Document:
Search

US-20260127668-A1 - DECISION TREE DATA STRUCTURE BASED PROCESSING SYSTEM

US20260127668A1US 20260127668 A1US20260127668 A1US 20260127668A1US-20260127668-A1

Abstract

A decision tree-based processing system implements a decision tree data structure to process publicly available files, such as websites suspected to contain data generated by a data transaction processing system which may be constantly fluctuating and varying. The data transaction processing system generates the data based on processing electronic data transaction request messages received over a network.

Inventors

  • Arjun Parmar
  • David John Geddes

Assignees

  • CHICAGO MERCANTILE EXCHANGE INC.

Dates

Publication Date
20260507
Application Date
20260102

Claims (20)

  1. 1 . A computer implemented method comprising: identifying and locating, by a processor, one or more web pages suspected to contain data generated by a data transaction processing system that generates continuously updated data as a result of processing electronic data transaction request messages; and for each web page: accessing, by the processor, the web page; processing, by the processor, content of the web page using a machine learning model stored in a memory coupled with the processor, the machine learning model having been trained using a training data set comprising a plurality of files each labeled to indicate whether the labeled file includes data previously generated by the data transaction processing system, wherein training the machine learning model comprises evaluating relationships between attributes identified in the plurality of labeled files and corresponding outcome labels indicating presence or absence of data generated by the data transaction processing system, at least some of the plurality of files having been received from the data transaction processing system and labeled in response to processing electronic data transaction request messages; determining, by the processor based on an output of the machine learning model, whether the web page contains data generated by the data transaction processing system; and upon determining that the web page contains data generated by the data transaction processing system, determining, by the processor, whether a presence of the data generated by the data transaction processing system is authorized; and generating and transmitting, based on determining that the presence of the data generated by the data transaction processing system is unauthorized, a message that causes access to the web page to be impeded.
  2. 2 . The computer implemented method of claim 1 , wherein the plurality of labeled files include exchange-generated market data.
  3. 3 . The computer implemented method of claim 2 , wherein the exchange-generated market data includes data indicative of at least one of financial instrument product codes, exchange identifiers, price-related keywords, or predefined text patterns.

Recorded information:

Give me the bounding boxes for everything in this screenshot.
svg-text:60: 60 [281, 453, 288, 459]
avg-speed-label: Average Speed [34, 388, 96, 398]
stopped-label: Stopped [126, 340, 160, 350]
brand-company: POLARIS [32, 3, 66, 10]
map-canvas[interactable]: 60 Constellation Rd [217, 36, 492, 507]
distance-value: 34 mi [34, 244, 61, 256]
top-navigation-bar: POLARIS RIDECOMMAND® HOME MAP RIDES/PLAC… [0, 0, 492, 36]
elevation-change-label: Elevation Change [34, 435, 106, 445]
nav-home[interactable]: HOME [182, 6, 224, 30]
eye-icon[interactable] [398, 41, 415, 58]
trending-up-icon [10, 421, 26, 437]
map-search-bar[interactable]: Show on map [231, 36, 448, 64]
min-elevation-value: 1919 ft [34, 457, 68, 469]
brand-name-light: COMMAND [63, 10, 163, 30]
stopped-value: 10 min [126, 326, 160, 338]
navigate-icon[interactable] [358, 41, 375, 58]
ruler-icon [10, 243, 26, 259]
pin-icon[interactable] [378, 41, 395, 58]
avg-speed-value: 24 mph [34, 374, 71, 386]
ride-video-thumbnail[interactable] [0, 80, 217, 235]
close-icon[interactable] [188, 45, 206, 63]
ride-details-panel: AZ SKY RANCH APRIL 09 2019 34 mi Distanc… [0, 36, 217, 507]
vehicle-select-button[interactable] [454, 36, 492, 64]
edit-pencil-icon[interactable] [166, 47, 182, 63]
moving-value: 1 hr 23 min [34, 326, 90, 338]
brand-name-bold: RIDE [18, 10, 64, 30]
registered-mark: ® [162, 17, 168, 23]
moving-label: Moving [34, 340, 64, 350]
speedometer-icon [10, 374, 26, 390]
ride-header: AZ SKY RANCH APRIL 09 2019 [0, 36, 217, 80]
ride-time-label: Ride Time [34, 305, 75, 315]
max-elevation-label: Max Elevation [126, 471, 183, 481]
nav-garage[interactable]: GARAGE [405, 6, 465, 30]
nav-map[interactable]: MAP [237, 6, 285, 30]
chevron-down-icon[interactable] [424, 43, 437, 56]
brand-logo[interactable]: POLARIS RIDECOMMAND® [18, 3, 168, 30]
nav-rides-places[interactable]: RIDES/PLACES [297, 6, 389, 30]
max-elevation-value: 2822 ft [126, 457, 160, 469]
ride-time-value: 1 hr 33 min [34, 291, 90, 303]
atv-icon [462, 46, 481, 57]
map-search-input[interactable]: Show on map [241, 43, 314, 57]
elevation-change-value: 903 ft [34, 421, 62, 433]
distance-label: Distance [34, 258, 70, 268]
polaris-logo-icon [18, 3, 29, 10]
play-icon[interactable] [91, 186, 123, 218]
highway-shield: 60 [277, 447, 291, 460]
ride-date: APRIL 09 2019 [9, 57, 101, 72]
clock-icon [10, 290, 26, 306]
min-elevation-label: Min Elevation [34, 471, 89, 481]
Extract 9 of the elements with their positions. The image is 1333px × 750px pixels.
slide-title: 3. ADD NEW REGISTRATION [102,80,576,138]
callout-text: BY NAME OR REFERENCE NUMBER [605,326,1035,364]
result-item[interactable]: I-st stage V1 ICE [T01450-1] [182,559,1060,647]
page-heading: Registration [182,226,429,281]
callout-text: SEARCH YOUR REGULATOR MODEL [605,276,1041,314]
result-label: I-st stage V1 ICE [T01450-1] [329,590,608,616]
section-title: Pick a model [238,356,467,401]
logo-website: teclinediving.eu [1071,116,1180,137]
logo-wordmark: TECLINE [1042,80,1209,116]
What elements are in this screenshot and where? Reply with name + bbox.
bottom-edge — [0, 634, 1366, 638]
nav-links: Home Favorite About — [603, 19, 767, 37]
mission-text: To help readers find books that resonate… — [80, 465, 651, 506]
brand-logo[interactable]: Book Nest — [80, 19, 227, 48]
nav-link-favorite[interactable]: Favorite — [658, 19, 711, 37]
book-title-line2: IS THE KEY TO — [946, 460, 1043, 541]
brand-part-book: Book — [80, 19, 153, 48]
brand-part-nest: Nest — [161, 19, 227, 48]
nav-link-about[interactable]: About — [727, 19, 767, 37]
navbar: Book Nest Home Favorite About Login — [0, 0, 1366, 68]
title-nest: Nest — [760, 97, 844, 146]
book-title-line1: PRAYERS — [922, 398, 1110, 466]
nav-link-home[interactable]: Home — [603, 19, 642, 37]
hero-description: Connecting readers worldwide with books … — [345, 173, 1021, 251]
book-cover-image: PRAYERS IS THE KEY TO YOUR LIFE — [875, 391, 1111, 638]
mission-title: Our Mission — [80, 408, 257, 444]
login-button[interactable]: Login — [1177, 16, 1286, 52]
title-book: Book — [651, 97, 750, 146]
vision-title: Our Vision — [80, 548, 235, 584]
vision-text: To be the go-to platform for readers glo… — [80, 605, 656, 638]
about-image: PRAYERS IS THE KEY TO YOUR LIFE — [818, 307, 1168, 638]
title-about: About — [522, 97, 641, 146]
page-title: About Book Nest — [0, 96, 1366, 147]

Problems to solve:
1) On the decision tree patent page, which company is named as the assignee?
2) Pick up the decision tree patent page after its last line, claim 3, and keep writing in the same style.

Final answers:
1) Chicago Mercantile Exchange Inc.

2)
  4. 4 . The computer implemented method of claim 1 , wherein training the machine learning model comprises: evaluating the plurality of labeled files to determine how well each attribute classifies files that include data generated by the data transaction processing system from files that do not include data generated by the data transaction processing system; and selecting attributes for use in the machine learning model based on an information gain associated with each attribute.
  5. 5 . The computer implemented method of claim 1 , wherein the machine learning model comprises a supervised learning model generated using a classification algorithm selected from ID3, C4.5, or a software-implemented machine learning library.
  6. 6 . The computer implemented method of claim 1 , wherein determining whether the web page contains data generated by the data transaction processing system comprises generating a binary classification output indicating presence or absence of the data.
  7. 7 . The computer implemented method of claim 1 , wherein determining whether the web page contains data generated by the data transaction processing system comprises generating a score indicative of a likelihood that the web page contains the data.
  8. 8 . The computer implemented method of claim 1 , wherein determining whether the presence of the data generated by the data transaction processing system is authorized comprises querying a database storing identifiers of entities licensed to display, transmit, or forward the data.
  9. 9 . The computer implemented method of claim 1 , further comprising: verifying, by the processor, correctness of the determination that the web page contains data generated by the data transaction processing system; labeling, by the processor, the web page based on the verification; and retraining, by the processor, the machine learning model using the labeled web page to update classification accuracy.
  10. 10 . The computer implemented method of claim 1 , wherein training the machine learning model comprises recursively partitioning the plurality of labeled files into subsets based on absence or presence of selected attributes until a subset exhibits a uniform outcome label or further partitioning fails to improve classification accuracy.
  11. 11 . The computer implemented method of claim 1 , further comprising: generating, for each labeled file of the plurality of labeled files, an array of a plurality of generated arrays that includes a plurality of attributes associated with exchange-generated market data and, for each attribute, data indicating absence or presence of the attribute in the labeled file; and training the machine learning model using the plurality of generated arrays and corresponding outcome labels.
  12. 12 . A computer system comprising: a processor and a non-transitory memory coupled therewith wherein the memory stores computer executable instructions that when executed by the processor, cause the processor: identify and locate one or more web pages suspected to contain data generated by a data transaction processing system that generates continuously updated data as a result of processing electronic data transaction request messages; and for each web page: access the web page; process content of the web page using a machine learning model stored in a memory coupled with the processor, the machine learning model having been trained using a training data set comprising a plurality of files each labeled to indicate whether the labeled file includes data previously generated by the data transaction processing system, wherein training the machine learning model comprises evaluating relationships between attributes identified in the plurality of labeled files and corresponding outcome labels indicating presence or absence of data generated by the data transaction processing system, at least some of the plurality of files having been received from the data transaction processing system and labeled in response to processing electronic data transaction request messages; determine, based on an output of the machine learning model, whether the web page contains data generated by the data transaction processing system; and upon determination that the web page contains data generated by the data transaction processing system, determine whether a presence of the data generated by the data transaction processing system is authorized; and generate and transmit, based on the determination that the presence of the data generated by the data transaction processing system is unauthorized, a message that causes access to the web page to be impeded.
  13. 13 . The computer system of claim 12 , wherein the plurality of labeled files include exchange-generated market data.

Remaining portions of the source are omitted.